Give the count of lines in the data that include the string "области", with no added remarks.
▬▬▬▬▬▬
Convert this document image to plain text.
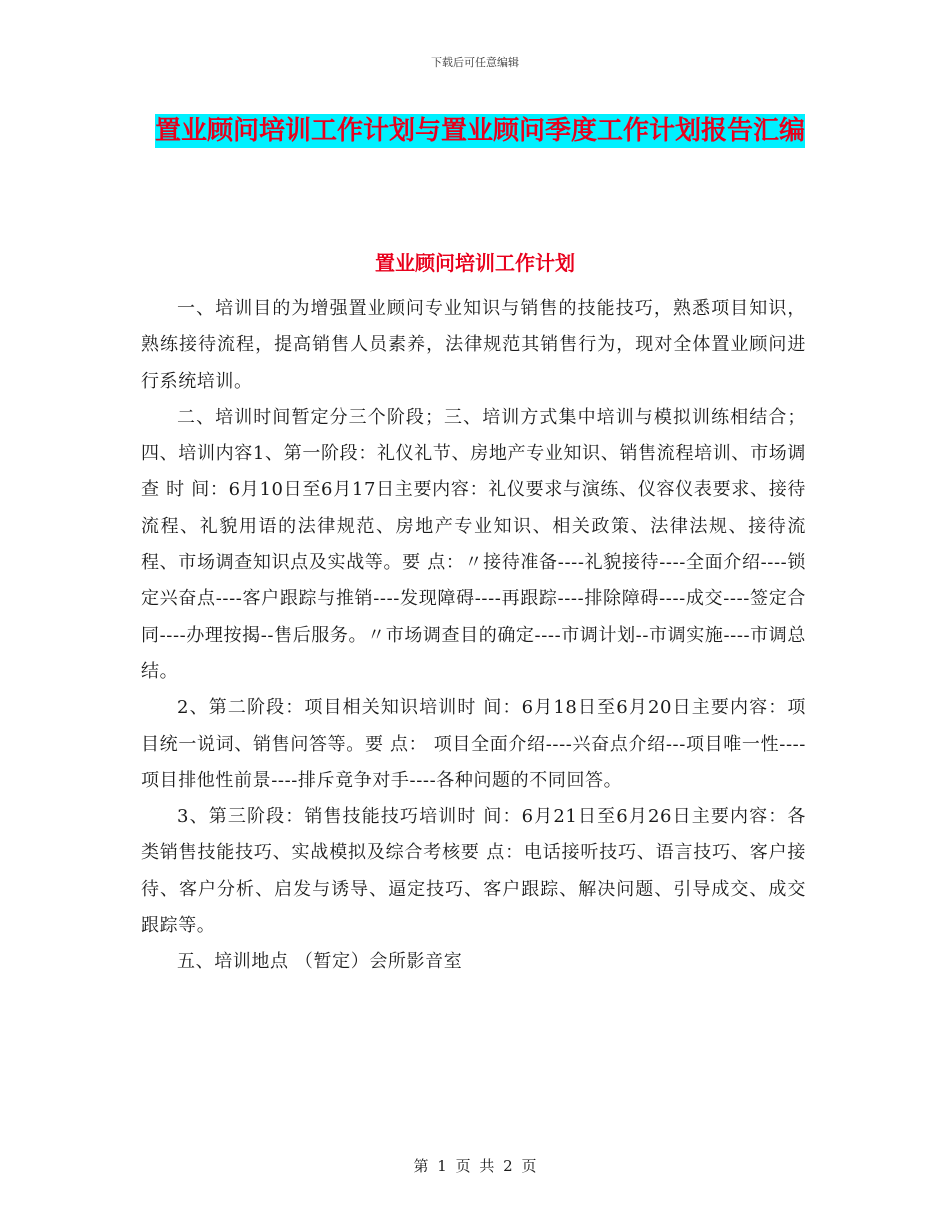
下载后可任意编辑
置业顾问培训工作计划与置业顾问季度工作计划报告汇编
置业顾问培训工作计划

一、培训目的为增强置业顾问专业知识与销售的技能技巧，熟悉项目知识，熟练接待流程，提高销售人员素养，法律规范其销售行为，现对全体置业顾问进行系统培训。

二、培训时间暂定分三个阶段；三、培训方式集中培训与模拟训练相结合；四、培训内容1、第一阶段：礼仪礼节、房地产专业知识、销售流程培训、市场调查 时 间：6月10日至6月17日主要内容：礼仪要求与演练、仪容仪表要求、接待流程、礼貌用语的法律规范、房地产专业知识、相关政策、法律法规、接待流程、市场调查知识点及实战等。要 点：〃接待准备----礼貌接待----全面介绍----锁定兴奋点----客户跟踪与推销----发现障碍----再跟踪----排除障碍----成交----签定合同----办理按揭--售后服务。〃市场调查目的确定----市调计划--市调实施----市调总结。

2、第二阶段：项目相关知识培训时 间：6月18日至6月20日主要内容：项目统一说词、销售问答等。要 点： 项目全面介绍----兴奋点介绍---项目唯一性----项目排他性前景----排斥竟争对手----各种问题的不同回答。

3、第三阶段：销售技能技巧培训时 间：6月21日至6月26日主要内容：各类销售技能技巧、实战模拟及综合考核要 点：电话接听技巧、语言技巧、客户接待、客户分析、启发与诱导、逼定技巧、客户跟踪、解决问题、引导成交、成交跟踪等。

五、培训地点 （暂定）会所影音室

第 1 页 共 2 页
▬▬▬▬▬▬
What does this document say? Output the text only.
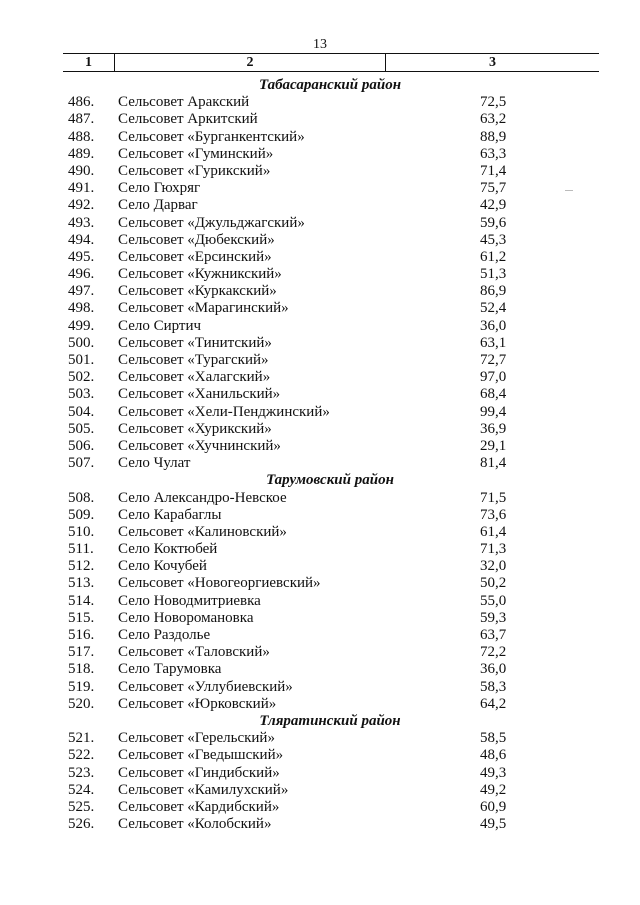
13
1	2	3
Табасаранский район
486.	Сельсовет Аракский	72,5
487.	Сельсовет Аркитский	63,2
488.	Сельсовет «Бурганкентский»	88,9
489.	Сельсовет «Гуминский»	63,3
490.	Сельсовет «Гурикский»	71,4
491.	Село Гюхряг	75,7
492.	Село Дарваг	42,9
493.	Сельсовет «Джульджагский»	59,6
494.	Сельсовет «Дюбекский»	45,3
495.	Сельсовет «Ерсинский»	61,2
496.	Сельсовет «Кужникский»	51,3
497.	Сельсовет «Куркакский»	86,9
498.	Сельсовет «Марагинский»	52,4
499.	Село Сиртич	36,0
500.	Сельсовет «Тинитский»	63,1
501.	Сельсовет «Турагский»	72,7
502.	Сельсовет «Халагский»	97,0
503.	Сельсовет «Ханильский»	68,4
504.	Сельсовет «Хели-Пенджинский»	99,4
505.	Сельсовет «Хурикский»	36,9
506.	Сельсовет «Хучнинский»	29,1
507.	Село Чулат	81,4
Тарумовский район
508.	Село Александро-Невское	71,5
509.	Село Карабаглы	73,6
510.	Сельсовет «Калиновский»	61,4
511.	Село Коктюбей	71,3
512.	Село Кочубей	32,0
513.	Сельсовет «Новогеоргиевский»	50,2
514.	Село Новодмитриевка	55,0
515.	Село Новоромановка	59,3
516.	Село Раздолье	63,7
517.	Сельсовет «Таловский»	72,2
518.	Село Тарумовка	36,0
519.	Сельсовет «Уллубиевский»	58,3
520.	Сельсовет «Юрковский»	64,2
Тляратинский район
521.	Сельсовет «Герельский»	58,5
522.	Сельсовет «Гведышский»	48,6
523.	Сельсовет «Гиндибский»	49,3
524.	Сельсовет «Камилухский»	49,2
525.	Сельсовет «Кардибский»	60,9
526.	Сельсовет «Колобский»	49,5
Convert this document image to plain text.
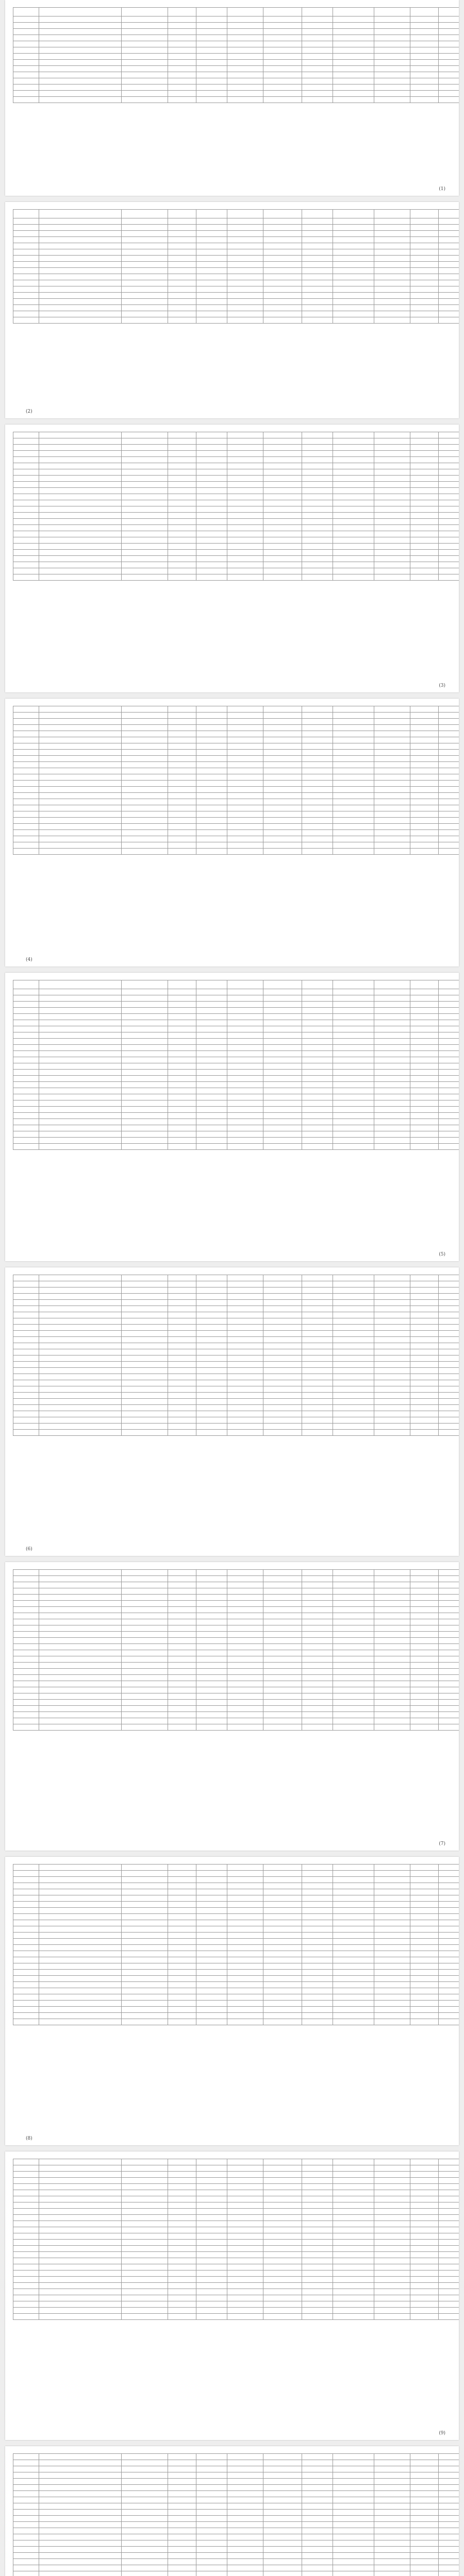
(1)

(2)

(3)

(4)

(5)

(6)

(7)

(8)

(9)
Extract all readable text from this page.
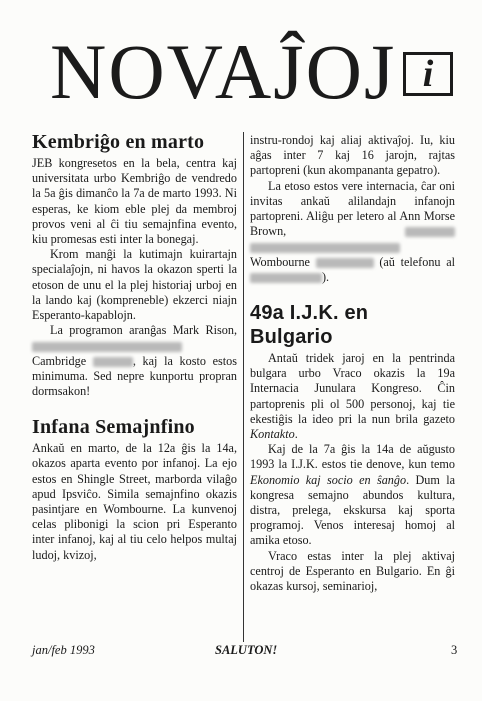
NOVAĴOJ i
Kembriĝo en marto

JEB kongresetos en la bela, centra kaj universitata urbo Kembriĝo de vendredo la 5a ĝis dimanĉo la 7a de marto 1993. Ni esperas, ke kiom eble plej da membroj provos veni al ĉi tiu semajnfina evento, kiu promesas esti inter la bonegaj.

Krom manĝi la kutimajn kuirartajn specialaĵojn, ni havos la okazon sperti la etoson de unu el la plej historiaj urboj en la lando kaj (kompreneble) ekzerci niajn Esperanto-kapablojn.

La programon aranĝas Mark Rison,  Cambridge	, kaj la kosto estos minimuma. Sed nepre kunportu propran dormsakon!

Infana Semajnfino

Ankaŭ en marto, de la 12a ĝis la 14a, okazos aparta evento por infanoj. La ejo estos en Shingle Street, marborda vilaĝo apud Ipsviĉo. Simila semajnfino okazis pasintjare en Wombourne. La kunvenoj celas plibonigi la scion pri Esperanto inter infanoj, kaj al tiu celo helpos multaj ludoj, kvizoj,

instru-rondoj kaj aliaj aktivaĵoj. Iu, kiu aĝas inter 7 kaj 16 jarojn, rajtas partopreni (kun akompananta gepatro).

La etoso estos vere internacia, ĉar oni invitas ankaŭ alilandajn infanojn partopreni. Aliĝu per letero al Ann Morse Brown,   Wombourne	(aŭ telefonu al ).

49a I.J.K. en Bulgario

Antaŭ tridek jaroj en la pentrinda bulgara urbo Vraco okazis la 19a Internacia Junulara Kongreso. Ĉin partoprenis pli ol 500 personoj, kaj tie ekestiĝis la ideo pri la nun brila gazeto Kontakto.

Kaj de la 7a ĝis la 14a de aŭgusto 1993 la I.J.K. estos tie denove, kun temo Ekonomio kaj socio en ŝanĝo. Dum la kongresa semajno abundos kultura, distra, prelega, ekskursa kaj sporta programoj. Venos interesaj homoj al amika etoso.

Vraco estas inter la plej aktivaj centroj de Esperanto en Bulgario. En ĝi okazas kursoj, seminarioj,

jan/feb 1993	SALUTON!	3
▬▬▬▬▬▬
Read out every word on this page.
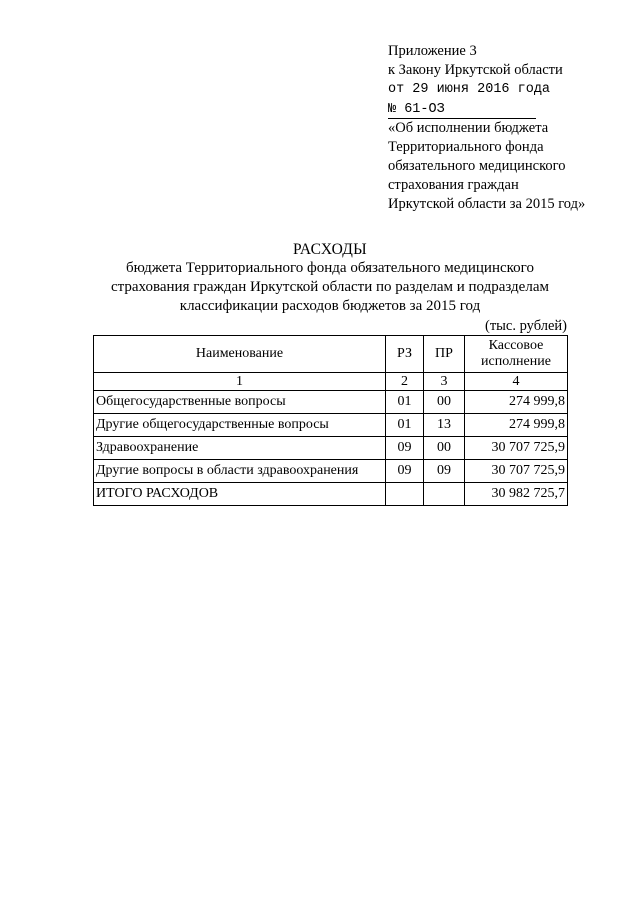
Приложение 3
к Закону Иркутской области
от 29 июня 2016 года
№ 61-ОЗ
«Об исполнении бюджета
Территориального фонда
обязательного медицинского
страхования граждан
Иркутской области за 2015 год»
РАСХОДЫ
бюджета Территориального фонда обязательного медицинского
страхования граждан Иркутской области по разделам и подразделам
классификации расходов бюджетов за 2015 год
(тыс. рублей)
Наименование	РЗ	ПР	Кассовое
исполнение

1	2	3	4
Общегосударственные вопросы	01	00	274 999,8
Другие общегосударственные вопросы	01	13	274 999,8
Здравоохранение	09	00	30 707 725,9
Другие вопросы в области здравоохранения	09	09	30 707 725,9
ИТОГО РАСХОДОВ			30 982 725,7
▬▬▬▬▬▬
ANSWER TO THIS TASK> 4